Task
Pull out every line from the listing that has the word "için".
--- Given records ---
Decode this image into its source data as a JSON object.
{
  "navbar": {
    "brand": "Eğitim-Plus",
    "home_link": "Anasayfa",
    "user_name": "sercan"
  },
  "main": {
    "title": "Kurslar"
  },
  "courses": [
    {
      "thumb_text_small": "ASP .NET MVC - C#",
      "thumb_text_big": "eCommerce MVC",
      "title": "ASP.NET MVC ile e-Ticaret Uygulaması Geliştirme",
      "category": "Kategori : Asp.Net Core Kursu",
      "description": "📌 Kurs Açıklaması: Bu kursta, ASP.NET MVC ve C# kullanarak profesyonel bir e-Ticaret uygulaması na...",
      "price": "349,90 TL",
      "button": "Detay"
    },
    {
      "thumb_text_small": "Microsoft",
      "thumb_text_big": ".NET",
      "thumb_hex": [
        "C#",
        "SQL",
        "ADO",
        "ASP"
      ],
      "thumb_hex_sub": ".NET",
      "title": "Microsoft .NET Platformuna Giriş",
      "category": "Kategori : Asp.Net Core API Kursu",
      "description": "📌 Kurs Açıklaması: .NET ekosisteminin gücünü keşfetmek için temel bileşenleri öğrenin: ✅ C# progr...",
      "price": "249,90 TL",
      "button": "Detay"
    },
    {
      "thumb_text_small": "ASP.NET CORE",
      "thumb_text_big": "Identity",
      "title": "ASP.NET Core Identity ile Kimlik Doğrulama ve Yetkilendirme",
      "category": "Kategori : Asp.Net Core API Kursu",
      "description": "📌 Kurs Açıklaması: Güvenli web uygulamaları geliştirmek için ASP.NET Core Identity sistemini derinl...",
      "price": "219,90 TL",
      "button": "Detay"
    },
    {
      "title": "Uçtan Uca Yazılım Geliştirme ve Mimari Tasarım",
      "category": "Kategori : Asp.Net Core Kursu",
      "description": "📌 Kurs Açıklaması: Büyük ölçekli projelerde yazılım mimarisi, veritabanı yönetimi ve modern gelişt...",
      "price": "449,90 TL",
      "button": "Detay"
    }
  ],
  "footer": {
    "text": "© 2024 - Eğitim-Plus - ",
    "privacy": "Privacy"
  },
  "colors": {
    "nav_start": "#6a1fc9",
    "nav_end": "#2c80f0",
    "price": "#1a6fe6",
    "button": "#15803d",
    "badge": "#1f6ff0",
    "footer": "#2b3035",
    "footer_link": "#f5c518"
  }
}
---
Output
      "description": "📌 Kurs Açıklaması: .NET ekosisteminin gücünü keşfetmek için temel bileşenleri öğrenin: ✅ C# progr...",
      "description": "📌 Kurs Açıklaması: Güvenli web uygulamaları geliştirmek için ASP.NET Core Identity sistemini derinl...",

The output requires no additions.